• [Things to do]
- a) Answer these questions about the passage on Premier League stadiums.
(i) According to the KPMG analysis, how many of the ten clubs with the greatest enterprise value play in England?
(ii) Which of the nine Premier League clubs ranked in the KPMG report is not reported to have plans for stadium expansion or redevelopment?
(iii) How much did Tottenham's new White Hart Lane development cost to build?
- b) Copy out everything in the passage on Premier League stadiums from "Investing in bigger" down to "significant liabilities accruing.".

• [Exercise passage]
§ §
The latest analysis undertaken by the Football Benchmark team of the KPMG Sports Advisory Practice shows six of the ten clubs with the greatest enterprise value play in England. It is perhaps no surprise that increasing funding has led clubs to look at improving their infrastructure especially as the Premier League has one of the highest stadium utilisation rates across the major European leagues despite lagging behind both Germany and Spain in average stadium capacity.
Of the nine Premier League clubs ranked in the KPMG report, all but Manchester United are reported to have plans for stadium expansion or redevelopment at various stages, despite hold-ups due to Covid-19. Tottenham’s new White Hart Lane development that cost £850million to build and almost doubled capacity was named the second best arena in the world at the Stadium of the Year awards 2020. With the average Premier League stadium approximately 11% smaller than the average Bundesliga stadium, expansion makes good sense for clubs looking to compete on the European stage.
Investing in bigger and better facilities allows a club to create a better “shop front” to welcome supporters, attract players and drive better returns from corporate investment but isn’t without pitfalls. Whilst a club’s real estate is often one of its most valuable assets it can also be a costly and underutilised space, and can lead to significant liabilities accruing.
On field matters can have a considerable impact on the demand for facilities, meaning that developing a successful estates strategy to produce sustainable growth is a huge task. Delivery of an estates strategy, however, particularly identifying opportunities to offset costs and enable development can be a valuable tool in improving efficiency and productivity with the aim of gaining a competitive advantage.
§ §
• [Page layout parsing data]

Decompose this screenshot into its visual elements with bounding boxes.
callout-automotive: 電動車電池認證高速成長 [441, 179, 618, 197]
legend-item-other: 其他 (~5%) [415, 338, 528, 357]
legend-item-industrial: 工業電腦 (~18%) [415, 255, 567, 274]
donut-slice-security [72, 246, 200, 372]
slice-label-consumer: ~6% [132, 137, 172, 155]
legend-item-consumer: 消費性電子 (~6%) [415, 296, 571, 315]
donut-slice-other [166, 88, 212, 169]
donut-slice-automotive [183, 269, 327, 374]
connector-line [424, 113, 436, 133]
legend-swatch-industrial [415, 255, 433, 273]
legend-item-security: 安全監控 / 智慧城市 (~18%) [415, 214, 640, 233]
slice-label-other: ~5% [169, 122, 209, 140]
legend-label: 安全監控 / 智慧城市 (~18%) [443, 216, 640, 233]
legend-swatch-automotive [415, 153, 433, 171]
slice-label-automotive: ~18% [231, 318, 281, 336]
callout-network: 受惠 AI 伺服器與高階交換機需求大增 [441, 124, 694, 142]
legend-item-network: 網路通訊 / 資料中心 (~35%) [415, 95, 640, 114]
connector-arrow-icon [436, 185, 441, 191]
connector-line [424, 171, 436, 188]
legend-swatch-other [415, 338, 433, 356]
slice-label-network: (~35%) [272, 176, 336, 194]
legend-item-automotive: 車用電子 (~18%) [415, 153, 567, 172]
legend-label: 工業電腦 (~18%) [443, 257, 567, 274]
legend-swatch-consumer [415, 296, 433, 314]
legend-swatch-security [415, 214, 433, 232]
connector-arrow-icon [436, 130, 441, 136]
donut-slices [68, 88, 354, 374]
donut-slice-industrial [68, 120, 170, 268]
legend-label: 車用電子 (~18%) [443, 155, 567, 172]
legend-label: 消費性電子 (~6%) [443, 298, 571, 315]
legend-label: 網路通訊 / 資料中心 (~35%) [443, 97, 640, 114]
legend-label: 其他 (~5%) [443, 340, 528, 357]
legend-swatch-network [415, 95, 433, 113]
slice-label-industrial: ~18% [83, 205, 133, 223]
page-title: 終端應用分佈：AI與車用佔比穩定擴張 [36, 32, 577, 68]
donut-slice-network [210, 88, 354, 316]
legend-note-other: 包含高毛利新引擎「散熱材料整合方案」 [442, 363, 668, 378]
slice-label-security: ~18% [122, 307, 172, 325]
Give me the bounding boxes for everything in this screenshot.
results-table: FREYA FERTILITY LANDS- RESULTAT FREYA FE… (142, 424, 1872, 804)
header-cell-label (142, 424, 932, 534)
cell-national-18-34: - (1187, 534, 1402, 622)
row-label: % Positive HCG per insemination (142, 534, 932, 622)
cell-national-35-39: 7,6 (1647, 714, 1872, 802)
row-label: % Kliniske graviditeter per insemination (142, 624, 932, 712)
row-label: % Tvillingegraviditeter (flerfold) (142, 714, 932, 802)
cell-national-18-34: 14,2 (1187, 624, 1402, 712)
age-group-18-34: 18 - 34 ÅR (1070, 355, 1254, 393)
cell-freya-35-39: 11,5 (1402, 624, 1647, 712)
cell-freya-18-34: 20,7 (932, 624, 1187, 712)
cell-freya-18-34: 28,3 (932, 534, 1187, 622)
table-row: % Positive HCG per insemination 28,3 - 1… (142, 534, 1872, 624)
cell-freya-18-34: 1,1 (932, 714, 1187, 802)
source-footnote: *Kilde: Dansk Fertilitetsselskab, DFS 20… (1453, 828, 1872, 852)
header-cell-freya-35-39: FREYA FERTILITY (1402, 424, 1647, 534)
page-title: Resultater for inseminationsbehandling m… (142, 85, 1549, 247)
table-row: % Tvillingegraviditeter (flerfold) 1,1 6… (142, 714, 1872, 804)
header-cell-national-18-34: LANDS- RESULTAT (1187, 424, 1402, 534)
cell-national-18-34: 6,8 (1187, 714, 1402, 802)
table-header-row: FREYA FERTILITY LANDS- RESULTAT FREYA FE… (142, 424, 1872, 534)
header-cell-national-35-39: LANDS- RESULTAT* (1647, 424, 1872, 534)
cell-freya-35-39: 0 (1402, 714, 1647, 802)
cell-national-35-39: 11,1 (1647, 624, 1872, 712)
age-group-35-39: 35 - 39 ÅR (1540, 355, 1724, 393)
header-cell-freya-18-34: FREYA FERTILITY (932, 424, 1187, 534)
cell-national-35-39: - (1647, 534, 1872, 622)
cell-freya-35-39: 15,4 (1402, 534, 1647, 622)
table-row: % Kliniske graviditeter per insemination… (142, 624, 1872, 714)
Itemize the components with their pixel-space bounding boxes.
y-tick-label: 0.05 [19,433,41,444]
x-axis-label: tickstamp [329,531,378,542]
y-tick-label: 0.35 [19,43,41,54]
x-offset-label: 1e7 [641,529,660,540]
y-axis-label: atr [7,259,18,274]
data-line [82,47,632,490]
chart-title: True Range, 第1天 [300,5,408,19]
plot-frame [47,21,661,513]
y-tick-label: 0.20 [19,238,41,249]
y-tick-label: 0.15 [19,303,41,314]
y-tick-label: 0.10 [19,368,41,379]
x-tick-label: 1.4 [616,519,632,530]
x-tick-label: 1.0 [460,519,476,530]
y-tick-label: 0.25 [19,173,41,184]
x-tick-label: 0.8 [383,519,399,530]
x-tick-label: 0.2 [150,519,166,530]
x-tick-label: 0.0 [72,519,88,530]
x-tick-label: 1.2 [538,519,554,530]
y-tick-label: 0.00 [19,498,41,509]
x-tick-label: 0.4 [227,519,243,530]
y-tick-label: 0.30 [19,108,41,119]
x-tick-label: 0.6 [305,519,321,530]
§ §
• [Solutions by task]
- a)
(i) Six
(ii) Manchester United
(iii) £850million

- b)
Investing in bigger and better facilities allows a club to create a better “shop front” to welcome supporters, attract players and drive better returns from corporate investment but isn’t without pitfalls. Whilst a club’s real estate is often one of its most valuable assets it can also be a costly and underutilised space, and can lead to significant liabilities accruing.